=== Required task ===
Say how many lines of the material below contain the word "style", with no other words.

**** Material for the task ****

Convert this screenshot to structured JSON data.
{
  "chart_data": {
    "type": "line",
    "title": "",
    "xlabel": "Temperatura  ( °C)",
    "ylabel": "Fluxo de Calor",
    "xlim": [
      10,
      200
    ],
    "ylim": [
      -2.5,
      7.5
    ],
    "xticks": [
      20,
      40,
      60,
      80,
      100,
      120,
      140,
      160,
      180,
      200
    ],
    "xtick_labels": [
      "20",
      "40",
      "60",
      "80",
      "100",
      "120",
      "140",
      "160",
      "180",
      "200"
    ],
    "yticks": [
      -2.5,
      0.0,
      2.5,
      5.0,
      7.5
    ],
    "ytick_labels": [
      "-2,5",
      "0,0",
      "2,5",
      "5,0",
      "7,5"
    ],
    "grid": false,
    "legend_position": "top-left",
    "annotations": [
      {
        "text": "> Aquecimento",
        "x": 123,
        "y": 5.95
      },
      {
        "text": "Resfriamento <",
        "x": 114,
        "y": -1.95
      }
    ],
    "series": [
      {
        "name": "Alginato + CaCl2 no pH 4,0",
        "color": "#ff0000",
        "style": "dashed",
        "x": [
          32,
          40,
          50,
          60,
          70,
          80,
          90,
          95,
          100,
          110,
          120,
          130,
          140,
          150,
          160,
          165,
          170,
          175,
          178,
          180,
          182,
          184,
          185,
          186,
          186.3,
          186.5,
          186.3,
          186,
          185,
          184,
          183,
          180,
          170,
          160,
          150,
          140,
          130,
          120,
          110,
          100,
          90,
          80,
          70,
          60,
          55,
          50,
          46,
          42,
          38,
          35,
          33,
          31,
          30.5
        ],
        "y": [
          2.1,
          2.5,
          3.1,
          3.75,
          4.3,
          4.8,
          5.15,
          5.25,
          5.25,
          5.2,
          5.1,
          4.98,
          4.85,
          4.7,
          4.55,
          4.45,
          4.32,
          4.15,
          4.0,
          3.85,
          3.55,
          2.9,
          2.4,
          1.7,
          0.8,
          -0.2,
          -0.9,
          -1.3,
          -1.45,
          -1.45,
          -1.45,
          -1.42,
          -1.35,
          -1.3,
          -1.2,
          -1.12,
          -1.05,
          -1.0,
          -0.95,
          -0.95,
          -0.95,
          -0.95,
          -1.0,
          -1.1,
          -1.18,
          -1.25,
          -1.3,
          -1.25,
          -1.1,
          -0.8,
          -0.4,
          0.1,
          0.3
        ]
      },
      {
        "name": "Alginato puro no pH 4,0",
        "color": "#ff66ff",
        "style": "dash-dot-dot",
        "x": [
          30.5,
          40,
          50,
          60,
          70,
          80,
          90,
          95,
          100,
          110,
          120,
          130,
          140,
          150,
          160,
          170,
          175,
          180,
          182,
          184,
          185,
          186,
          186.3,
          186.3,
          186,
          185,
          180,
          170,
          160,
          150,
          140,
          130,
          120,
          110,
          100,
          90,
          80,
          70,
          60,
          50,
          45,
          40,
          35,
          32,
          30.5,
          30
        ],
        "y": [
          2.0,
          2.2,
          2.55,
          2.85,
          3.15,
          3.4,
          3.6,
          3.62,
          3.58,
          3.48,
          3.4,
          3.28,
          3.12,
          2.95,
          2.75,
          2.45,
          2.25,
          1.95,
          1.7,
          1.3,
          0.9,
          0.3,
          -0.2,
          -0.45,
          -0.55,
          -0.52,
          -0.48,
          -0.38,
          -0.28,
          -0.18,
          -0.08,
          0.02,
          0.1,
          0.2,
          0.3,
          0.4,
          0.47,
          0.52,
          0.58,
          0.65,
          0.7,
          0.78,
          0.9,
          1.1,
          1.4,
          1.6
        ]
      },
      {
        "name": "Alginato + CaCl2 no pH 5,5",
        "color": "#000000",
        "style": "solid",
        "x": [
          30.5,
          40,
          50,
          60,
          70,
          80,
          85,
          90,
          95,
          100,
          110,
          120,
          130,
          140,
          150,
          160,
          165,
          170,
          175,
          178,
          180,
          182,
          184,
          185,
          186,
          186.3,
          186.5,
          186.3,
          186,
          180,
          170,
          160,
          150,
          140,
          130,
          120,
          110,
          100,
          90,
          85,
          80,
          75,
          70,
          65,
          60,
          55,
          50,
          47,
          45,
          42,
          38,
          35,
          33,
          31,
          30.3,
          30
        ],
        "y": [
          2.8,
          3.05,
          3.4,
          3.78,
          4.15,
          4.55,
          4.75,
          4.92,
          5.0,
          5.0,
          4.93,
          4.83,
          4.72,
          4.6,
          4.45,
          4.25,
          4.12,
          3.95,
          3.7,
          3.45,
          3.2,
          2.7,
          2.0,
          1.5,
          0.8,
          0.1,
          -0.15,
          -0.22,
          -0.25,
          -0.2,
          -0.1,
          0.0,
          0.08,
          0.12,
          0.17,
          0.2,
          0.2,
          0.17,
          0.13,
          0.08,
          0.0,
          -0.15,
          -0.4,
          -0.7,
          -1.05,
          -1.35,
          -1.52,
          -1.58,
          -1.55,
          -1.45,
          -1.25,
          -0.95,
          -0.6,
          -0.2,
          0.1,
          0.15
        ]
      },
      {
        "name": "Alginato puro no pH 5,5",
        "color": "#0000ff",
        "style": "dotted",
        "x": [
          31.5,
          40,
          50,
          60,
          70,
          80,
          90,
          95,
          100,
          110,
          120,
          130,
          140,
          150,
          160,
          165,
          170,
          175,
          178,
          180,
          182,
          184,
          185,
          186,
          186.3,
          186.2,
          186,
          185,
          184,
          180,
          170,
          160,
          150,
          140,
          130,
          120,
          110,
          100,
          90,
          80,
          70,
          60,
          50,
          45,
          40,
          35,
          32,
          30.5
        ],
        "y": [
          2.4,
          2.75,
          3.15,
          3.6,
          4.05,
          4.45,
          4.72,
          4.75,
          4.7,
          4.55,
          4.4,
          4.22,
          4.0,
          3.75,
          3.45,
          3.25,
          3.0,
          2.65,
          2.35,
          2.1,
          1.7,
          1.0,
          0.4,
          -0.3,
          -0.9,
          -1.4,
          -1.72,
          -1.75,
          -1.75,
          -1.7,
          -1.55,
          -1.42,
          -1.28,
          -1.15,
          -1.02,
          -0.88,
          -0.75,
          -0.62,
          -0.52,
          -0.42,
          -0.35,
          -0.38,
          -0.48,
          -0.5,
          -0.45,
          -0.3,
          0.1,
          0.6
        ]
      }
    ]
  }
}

****
**** Material for the task ****

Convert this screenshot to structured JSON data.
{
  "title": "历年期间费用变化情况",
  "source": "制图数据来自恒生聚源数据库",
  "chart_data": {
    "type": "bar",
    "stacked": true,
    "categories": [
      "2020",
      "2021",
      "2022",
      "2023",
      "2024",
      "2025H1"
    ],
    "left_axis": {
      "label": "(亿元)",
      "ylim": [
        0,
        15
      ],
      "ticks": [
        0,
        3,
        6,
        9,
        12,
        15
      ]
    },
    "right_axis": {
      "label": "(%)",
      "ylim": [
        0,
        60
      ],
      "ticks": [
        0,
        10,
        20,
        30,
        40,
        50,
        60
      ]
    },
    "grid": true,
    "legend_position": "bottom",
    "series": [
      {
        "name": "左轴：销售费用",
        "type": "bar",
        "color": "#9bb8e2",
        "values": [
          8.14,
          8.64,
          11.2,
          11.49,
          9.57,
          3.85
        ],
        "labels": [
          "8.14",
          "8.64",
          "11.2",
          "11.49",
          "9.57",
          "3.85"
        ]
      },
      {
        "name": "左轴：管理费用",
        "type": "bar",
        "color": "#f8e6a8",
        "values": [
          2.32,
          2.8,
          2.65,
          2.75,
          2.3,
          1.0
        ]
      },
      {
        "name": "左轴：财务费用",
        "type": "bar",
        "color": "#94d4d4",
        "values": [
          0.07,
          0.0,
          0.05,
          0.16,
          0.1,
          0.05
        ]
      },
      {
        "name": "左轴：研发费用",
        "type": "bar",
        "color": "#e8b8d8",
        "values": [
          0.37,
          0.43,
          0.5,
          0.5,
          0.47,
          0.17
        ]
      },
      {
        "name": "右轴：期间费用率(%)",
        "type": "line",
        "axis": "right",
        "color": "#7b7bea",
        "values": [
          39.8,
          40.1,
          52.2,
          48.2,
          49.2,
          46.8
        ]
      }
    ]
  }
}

****
**** Material for the task ****

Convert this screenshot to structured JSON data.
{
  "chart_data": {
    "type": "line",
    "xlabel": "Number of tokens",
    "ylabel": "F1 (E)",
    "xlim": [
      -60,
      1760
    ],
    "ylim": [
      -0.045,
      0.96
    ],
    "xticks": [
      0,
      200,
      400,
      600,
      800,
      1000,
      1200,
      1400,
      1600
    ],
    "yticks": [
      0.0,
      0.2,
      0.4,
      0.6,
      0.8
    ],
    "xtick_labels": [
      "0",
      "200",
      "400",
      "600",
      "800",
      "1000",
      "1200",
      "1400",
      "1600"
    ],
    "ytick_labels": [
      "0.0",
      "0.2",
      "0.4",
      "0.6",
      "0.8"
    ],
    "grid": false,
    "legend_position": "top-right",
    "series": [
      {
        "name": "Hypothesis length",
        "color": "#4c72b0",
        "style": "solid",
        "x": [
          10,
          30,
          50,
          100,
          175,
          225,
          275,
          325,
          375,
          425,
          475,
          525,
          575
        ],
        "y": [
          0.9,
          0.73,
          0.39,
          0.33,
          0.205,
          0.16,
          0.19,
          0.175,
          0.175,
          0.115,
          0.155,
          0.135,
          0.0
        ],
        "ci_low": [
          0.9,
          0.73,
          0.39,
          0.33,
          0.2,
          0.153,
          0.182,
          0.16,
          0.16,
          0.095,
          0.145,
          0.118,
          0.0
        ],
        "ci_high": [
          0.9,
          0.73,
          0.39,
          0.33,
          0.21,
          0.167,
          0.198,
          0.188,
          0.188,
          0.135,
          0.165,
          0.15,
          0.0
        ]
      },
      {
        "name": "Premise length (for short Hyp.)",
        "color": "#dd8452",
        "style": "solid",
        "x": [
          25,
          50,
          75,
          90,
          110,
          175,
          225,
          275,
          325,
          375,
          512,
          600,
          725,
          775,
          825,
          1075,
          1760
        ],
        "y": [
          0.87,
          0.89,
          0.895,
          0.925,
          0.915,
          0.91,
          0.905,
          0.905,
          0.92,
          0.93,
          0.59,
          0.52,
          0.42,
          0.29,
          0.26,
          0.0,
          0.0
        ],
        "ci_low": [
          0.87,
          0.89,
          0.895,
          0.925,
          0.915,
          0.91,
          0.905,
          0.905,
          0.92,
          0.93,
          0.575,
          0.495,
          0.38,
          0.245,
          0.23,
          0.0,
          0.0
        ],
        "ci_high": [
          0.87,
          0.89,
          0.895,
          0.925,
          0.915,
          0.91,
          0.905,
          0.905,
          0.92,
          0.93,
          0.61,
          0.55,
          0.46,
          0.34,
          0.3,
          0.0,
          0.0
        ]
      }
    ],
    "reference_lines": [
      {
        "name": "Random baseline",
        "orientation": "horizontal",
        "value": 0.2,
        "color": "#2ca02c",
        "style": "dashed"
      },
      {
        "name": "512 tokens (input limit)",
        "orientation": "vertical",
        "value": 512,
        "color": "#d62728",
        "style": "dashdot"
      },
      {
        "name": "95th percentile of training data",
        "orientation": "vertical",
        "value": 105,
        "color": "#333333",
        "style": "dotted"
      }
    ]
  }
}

****

=== Complete output ===
9